[START EXERCISE MATERIALS]

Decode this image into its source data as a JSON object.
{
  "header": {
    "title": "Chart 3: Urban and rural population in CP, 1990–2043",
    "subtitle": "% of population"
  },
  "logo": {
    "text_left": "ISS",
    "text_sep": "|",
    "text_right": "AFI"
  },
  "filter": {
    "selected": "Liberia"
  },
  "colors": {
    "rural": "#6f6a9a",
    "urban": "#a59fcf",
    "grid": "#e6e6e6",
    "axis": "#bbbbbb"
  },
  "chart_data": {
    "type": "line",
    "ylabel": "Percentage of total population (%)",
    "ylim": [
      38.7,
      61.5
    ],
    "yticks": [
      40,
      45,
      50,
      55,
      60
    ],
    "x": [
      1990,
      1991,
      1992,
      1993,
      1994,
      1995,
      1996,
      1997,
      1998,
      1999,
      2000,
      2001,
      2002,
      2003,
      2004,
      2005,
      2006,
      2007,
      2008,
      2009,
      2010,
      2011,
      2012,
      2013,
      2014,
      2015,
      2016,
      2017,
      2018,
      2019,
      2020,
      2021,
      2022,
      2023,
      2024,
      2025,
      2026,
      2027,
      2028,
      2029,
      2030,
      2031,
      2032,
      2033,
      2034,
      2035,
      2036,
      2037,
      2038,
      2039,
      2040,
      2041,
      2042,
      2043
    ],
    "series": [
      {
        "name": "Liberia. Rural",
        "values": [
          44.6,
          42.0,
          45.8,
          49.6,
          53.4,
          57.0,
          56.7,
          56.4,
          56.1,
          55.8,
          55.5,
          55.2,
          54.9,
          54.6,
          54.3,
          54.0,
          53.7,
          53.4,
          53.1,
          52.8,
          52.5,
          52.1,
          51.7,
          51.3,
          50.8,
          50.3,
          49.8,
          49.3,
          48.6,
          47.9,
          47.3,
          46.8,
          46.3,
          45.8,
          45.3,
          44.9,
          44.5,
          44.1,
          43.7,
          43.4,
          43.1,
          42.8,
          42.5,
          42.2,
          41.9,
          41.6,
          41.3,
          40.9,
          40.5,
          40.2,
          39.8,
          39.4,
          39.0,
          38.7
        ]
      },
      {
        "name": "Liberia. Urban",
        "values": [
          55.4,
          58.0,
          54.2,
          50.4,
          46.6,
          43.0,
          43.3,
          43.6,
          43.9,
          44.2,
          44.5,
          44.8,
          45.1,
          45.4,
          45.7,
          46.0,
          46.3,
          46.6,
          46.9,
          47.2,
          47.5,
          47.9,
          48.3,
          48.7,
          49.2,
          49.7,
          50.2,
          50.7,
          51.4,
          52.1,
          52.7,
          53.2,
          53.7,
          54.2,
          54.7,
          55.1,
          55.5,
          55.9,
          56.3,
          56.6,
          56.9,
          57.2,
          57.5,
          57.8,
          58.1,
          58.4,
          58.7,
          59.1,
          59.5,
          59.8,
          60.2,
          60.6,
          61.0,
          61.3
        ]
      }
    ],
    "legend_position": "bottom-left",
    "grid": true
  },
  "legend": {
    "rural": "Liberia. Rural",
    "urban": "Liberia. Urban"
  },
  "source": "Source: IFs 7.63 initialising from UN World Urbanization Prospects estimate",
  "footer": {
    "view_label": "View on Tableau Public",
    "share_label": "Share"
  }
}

[END EXERCISE MATERIALS]

[GIVEN PROBLEM] The records above should be repeated in full, exactly as given.

[WRITTEN ANSWER]
Decode this image into its source data as a JSON object.
{
  "header": {
    "title": "Chart 3: Urban and rural population in CP, 1990–2043",
    "subtitle": "% of population"
  },
  "logo": {
    "text_left": "ISS",
    "text_sep": "|",
    "text_right": "AFI"
  },
  "filter": {
    "selected": "Liberia"
  },
  "colors": {
    "rural": "#6f6a9a",
    "urban": "#a59fcf",
    "grid": "#e6e6e6",
    "axis": "#bbbbbb"
  },
  "chart_data": {
    "type": "line",
    "ylabel": "Percentage of total population (%)",
    "ylim": [
      38.7,
      61.5
    ],
    "yticks": [
      40,
      45,
      50,
      55,
      60
    ],
    "x": [
      1990,
      1991,
      1992,
      1993,
      1994,
      1995,
      1996,
      1997,
      1998,
      1999,
      2000,
      2001,
      2002,
      2003,
      2004,
      2005,
      2006,
      2007,
      2008,
      2009,
      2010,
      2011,
      2012,
      2013,
      2014,
      2015,
      2016,
      2017,
      2018,
      2019,
      2020,
      2021,
      2022,
      2023,
      2024,
      2025,
      2026,
      2027,
      2028,
      2029,
      2030,
      2031,
      2032,
      2033,
      2034,
      2035,
      2036,
      2037,
      2038,
      2039,
      2040,
      2041,
      2042,
      2043
    ],
    "series": [
      {
        "name": "Liberia. Rural",
        "values": [
          44.6,
          42.0,
          45.8,
          49.6,
          53.4,
          57.0,
          56.7,
          56.4,
          56.1,
          55.8,
          55.5,
          55.2,
          54.9,
          54.6,
          54.3,
          54.0,
          53.7,
          53.4,
          53.1,
          52.8,
          52.5,
          52.1,
          51.7,
          51.3,
          50.8,
          50.3,
          49.8,
          49.3,
          48.6,
          47.9,
          47.3,
          46.8,
          46.3,
          45.8,
          45.3,
          44.9,
          44.5,
          44.1,
          43.7,
          43.4,
          43.1,
          42.8,
          42.5,
          42.2,
          41.9,
          41.6,
          41.3,
          40.9,
          40.5,
          40.2,
          39.8,
          39.4,
          39.0,
          38.7
        ]
      },
      {
        "name": "Liberia. Urban",
        "values": [
          55.4,
          58.0,
          54.2,
          50.4,
          46.6,
          43.0,
          43.3,
          43.6,
          43.9,
          44.2,
          44.5,
          44.8,
          45.1,
          45.4,
          45.7,
          46.0,
          46.3,
          46.6,
          46.9,
          47.2,
          47.5,
          47.9,
          48.3,
          48.7,
          49.2,
          49.7,
          50.2,
          50.7,
          51.4,
          52.1,
          52.7,
          53.2,
          53.7,
          54.2,
          54.7,
          55.1,
          55.5,
          55.9,
          56.3,
          56.6,
          56.9,
          57.2,
          57.5,
          57.8,
          58.1,
          58.4,
          58.7,
          59.1,
          59.5,
          59.8,
          60.2,
          60.6,
          61.0,
          61.3
        ]
      }
    ],
    "legend_position": "bottom-left",
    "grid": true
  },
  "legend": {
    "rural": "Liberia. Rural",
    "urban": "Liberia. Urban"
  },
  "source": "Source: IFs 7.63 initialising from UN World Urbanization Prospects estimate",
  "footer": {
    "view_label": "View on Tableau Public",
    "share_label": "Share"
  }
}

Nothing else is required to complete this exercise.